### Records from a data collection
+ + + + +
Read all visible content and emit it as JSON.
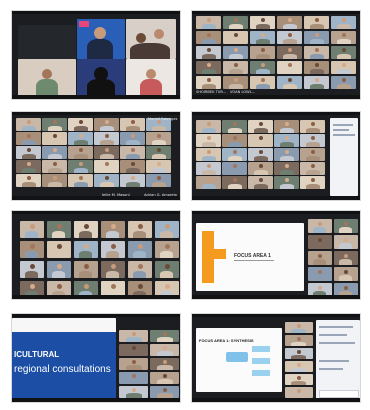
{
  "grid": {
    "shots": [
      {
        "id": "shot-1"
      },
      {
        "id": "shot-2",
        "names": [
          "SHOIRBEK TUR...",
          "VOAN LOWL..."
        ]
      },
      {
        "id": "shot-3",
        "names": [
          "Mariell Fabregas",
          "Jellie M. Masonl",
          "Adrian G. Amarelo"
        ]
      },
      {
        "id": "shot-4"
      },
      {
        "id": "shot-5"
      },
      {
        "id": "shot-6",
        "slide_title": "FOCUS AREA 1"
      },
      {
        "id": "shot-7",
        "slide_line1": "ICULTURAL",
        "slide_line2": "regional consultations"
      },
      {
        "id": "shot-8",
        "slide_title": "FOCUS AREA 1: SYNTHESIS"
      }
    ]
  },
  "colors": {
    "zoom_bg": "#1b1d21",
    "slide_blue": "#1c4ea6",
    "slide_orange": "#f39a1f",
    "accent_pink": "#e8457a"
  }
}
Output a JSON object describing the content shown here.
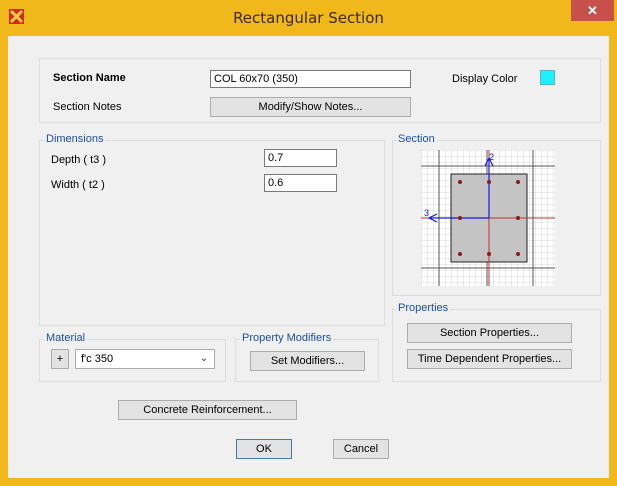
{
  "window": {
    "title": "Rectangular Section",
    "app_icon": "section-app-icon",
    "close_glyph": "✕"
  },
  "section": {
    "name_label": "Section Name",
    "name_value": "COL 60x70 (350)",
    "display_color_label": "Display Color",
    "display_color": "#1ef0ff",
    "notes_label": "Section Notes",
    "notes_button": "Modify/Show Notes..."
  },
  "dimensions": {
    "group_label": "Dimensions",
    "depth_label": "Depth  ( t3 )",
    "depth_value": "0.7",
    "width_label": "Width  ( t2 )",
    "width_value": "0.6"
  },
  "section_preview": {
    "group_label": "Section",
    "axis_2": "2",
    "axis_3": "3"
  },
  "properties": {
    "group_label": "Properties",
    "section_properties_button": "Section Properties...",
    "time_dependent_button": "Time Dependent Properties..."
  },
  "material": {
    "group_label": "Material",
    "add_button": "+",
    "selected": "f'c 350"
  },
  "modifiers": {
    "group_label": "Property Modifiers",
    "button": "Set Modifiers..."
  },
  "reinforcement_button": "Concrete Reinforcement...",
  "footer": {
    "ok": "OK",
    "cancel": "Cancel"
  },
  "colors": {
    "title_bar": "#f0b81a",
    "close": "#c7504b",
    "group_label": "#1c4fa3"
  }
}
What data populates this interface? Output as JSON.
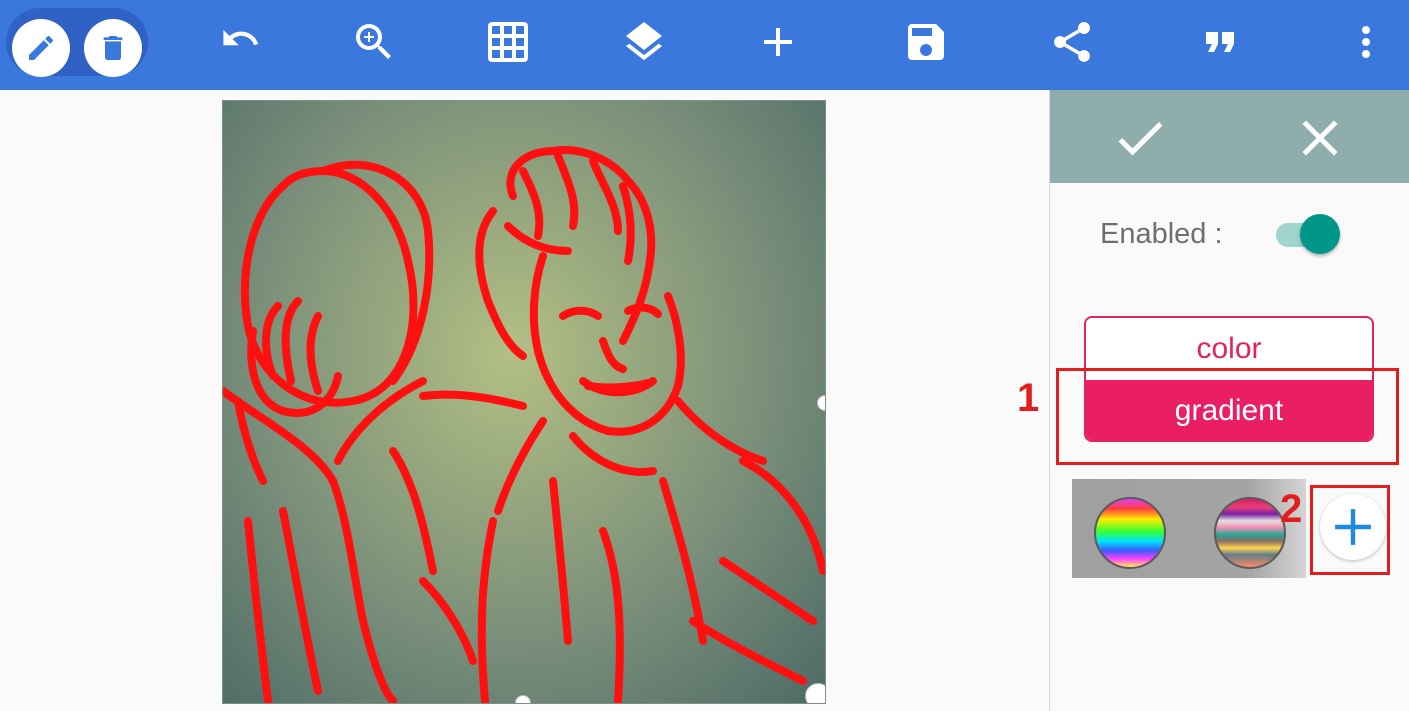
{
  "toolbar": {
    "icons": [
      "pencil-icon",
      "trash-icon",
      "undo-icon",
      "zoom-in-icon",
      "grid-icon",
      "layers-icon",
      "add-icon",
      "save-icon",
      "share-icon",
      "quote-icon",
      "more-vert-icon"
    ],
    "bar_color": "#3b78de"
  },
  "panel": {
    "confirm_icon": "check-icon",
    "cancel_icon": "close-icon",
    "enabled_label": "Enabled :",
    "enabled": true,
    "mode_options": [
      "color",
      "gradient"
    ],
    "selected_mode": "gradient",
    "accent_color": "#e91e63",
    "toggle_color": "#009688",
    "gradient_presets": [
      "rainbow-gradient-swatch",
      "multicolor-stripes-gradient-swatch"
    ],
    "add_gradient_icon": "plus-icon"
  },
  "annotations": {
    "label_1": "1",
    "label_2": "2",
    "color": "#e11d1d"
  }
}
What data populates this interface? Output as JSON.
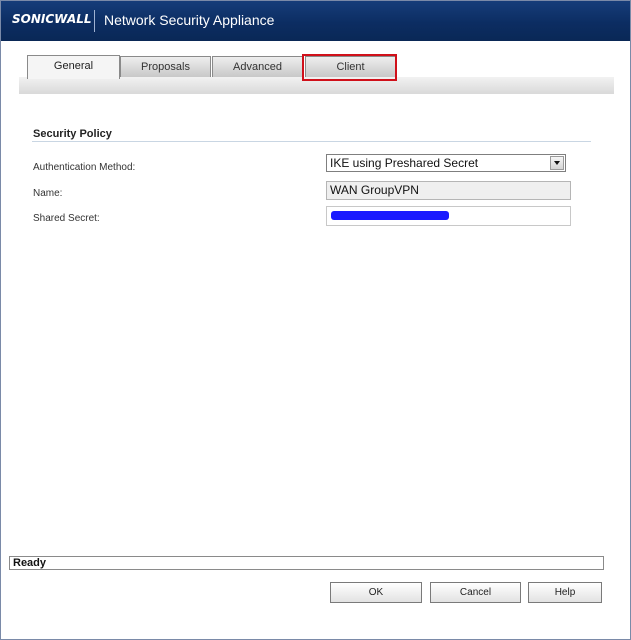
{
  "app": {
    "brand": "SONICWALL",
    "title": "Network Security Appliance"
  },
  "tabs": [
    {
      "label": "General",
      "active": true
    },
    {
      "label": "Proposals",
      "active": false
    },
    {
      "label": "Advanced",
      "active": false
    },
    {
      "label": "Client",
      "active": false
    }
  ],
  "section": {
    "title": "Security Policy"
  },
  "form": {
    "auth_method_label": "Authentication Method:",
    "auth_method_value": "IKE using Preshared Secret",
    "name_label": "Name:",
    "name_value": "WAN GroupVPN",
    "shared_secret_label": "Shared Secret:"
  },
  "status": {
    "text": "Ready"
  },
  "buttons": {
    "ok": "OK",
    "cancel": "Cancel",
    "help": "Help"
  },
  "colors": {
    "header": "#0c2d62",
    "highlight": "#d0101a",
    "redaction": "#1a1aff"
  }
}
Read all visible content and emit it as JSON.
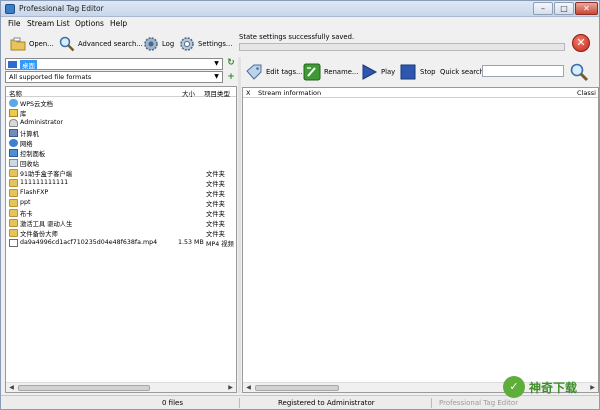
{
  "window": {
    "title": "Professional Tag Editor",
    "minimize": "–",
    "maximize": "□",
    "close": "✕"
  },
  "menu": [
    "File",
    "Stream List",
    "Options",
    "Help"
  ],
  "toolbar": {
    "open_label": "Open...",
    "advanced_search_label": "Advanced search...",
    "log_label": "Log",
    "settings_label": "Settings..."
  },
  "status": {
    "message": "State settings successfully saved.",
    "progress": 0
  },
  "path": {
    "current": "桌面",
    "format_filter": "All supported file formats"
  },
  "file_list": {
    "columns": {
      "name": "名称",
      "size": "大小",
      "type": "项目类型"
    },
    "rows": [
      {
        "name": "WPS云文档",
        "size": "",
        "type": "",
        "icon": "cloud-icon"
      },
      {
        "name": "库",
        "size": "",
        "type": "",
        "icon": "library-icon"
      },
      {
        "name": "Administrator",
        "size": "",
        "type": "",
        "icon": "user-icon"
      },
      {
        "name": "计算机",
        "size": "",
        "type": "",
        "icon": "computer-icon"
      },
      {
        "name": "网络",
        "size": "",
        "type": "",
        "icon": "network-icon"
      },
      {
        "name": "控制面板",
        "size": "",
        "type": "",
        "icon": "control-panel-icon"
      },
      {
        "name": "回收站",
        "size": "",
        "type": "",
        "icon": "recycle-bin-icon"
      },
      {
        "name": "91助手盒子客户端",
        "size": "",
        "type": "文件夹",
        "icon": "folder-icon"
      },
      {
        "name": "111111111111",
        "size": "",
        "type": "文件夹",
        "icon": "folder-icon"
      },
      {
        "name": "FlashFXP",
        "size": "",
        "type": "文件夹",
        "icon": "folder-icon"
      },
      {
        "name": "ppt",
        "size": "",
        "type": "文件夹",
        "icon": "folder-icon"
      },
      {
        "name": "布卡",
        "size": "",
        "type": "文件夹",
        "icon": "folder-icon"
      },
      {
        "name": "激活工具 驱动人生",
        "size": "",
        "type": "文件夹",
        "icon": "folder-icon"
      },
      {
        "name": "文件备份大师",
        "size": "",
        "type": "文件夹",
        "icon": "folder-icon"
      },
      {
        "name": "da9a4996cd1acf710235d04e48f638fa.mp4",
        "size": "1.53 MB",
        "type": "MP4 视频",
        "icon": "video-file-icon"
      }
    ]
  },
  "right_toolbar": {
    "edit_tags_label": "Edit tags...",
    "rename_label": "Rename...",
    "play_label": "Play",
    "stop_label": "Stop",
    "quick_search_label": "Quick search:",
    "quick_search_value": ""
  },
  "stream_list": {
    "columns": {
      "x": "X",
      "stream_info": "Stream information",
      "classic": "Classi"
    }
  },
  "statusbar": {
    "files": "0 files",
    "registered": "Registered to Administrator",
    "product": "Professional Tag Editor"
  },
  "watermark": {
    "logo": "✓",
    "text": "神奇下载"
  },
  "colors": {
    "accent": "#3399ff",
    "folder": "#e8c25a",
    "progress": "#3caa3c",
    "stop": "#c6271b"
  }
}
+ + + + +
### YOUR INSTRUCTIONS
Except for the pictures, print the data above exactly.

### EXPECTED ANSWER
Read all visible content and emit it as JSON.
{
  "grid": {
    "shots": [
      {
        "id": "shot-1"
      },
      {
        "id": "shot-2",
        "names": [
          "SHOIRBEK TUR...",
          "VOAN LOWL..."
        ]
      },
      {
        "id": "shot-3",
        "names": [
          "Mariell Fabregas",
          "Jellie M. Masonl",
          "Adrian G. Amarelo"
        ]
      },
      {
        "id": "shot-4"
      },
      {
        "id": "shot-5"
      },
      {
        "id": "shot-6",
        "slide_title": "FOCUS AREA 1"
      },
      {
        "id": "shot-7",
        "slide_line1": "ICULTURAL",
        "slide_line2": "regional consultations"
      },
      {
        "id": "shot-8",
        "slide_title": "FOCUS AREA 1: SYNTHESIS"
      }
    ]
  },
  "colors": {
    "zoom_bg": "#1b1d21",
    "slide_blue": "#1c4ea6",
    "slide_orange": "#f39a1f",
    "accent_pink": "#e8457a"
  }
}
Output a JSON object describing the content shown here.
{
  "window": {
    "title": "Rectangular Section",
    "app_icon": "section-app-icon",
    "close_glyph": "✕"
  },
  "section": {
    "name_label": "Section Name",
    "name_value": "COL 60x70 (350)",
    "display_color_label": "Display Color",
    "display_color": "#1ef0ff",
    "notes_label": "Section Notes",
    "notes_button": "Modify/Show Notes..."
  },
  "dimensions": {
    "group_label": "Dimensions",
    "depth_label": "Depth  ( t3 )",
    "depth_value": "0.7",
    "width_label": "Width  ( t2 )",
    "width_value": "0.6"
  },
  "section_preview": {
    "group_label": "Section",
    "axis_2": "2",
    "axis_3": "3"
  },
  "properties": {
    "group_label": "Properties",
    "section_properties_button": "Section Properties...",
    "time_dependent_button": "Time Dependent Properties..."
  },
  "material": {
    "group_label": "Material",
    "add_button": "+",
    "selected": "f'c 350"
  },
  "modifiers": {
    "group_label": "Property Modifiers",
    "button": "Set Modifiers..."
  },
  "reinforcement_button": "Concrete Reinforcement...",
  "footer": {
    "ok": "OK",
    "cancel": "Cancel"
  },
  "colors": {
    "title_bar": "#f0b81a",
    "close": "#c7504b",
    "group_label": "#1c4fa3"
  }
}
What data populates this interface? Output as JSON.
{
  "toolbar": {
    "icons": [
      "pencil-icon",
      "trash-icon",
      "undo-icon",
      "zoom-in-icon",
      "grid-icon",
      "layers-icon",
      "add-icon",
      "save-icon",
      "share-icon",
      "quote-icon",
      "more-vert-icon"
    ],
    "bar_color": "#3b78de"
  },
  "panel": {
    "confirm_icon": "check-icon",
    "cancel_icon": "close-icon",
    "enabled_label": "Enabled :",
    "enabled": true,
    "mode_options": [
      "color",
      "gradient"
    ],
    "selected_mode": "gradient",
    "accent_color": "#e91e63",
    "toggle_color": "#009688",
    "gradient_presets": [
      "rainbow-gradient-swatch",
      "multicolor-stripes-gradient-swatch"
    ],
    "add_gradient_icon": "plus-icon"
  },
  "annotations": {
    "label_1": "1",
    "label_2": "2",
    "color": "#e11d1d"
  }
}
What data populates this interface? Output as JSON.
{
  "app": {
    "brand": "SONICWALL",
    "title": "Network Security Appliance"
  },
  "tabs": [
    {
      "label": "General",
      "active": true
    },
    {
      "label": "Proposals",
      "active": false
    },
    {
      "label": "Advanced",
      "active": false
    },
    {
      "label": "Client",
      "active": false
    }
  ],
  "section": {
    "title": "Security Policy"
  },
  "form": {
    "auth_method_label": "Authentication Method:",
    "auth_method_value": "IKE using Preshared Secret",
    "name_label": "Name:",
    "name_value": "WAN GroupVPN",
    "shared_secret_label": "Shared Secret:"
  },
  "status": {
    "text": "Ready"
  },
  "buttons": {
    "ok": "OK",
    "cancel": "Cancel",
    "help": "Help"
  },
  "colors": {
    "header": "#0c2d62",
    "highlight": "#d0101a",
    "redaction": "#1a1aff"
  }
}
Read all visible content and emit it as JSON.
{
  "window": {
    "title": "Professional Tag Editor",
    "minimize": "–",
    "maximize": "□",
    "close": "✕"
  },
  "menu": [
    "File",
    "Stream List",
    "Options",
    "Help"
  ],
  "toolbar": {
    "open_label": "Open...",
    "advanced_search_label": "Advanced search...",
    "log_label": "Log",
    "settings_label": "Settings..."
  },
  "status": {
    "message": "State settings successfully saved.",
    "progress": 0
  },
  "path": {
    "current": "桌面",
    "format_filter": "All supported file formats"
  },
  "file_list": {
    "columns": {
      "name": "名称",
      "size": "大小",
      "type": "项目类型"
    },
    "rows": [
      {
        "name": "WPS云文档",
        "size": "",
        "type": "",
        "icon": "cloud-icon"
      },
      {
        "name": "库",
        "size": "",
        "type": "",
        "icon": "library-icon"
      },
      {
        "name": "Administrator",
        "size": "",
        "type": "",
        "icon": "user-icon"
      },
      {
        "name": "计算机",
        "size": "",
        "type": "",
        "icon": "computer-icon"
      },
      {
        "name": "网络",
        "size": "",
        "type": "",
        "icon": "network-icon"
      },
      {
        "name": "控制面板",
        "size": "",
        "type": "",
        "icon": "control-panel-icon"
      },
      {
        "name": "回收站",
        "size": "",
        "type": "",
        "icon": "recycle-bin-icon"
      },
      {
        "name": "91助手盒子客户端",
        "size": "",
        "type": "文件夹",
        "icon": "folder-icon"
      },
      {
        "name": "111111111111",
        "size": "",
        "type": "文件夹",
        "icon": "folder-icon"
      },
      {
        "name": "FlashFXP",
        "size": "",
        "type": "文件夹",
        "icon": "folder-icon"
      },
      {
        "name": "ppt",
        "size": "",
        "type": "文件夹",
        "icon": "folder-icon"
      },
      {
        "name": "布卡",
        "size": "",
        "type": "文件夹",
        "icon": "folder-icon"
      },
      {
        "name": "激活工具 驱动人生",
        "size": "",
        "type": "文件夹",
        "icon": "folder-icon"
      },
      {
        "name": "文件备份大师",
        "size": "",
        "type": "文件夹",
        "icon": "folder-icon"
      },
      {
        "name": "da9a4996cd1acf710235d04e48f638fa.mp4",
        "size": "1.53 MB",
        "type": "MP4 视频",
        "icon": "video-file-icon"
      }
    ]
  },
  "right_toolbar": {
    "edit_tags_label": "Edit tags...",
    "rename_label": "Rename...",
    "play_label": "Play",
    "stop_label": "Stop",
    "quick_search_label": "Quick search:",
    "quick_search_value": ""
  },
  "stream_list": {
    "columns": {
      "x": "X",
      "stream_info": "Stream information",
      "classic": "Classi"
    }
  },
  "statusbar": {
    "files": "0 files",
    "registered": "Registered to Administrator",
    "product": "Professional Tag Editor"
  },
  "watermark": {
    "logo": "✓",
    "text": "神奇下载"
  },
  "colors": {
    "accent": "#3399ff",
    "folder": "#e8c25a",
    "progress": "#3caa3c",
    "stop": "#c6271b"
  }
}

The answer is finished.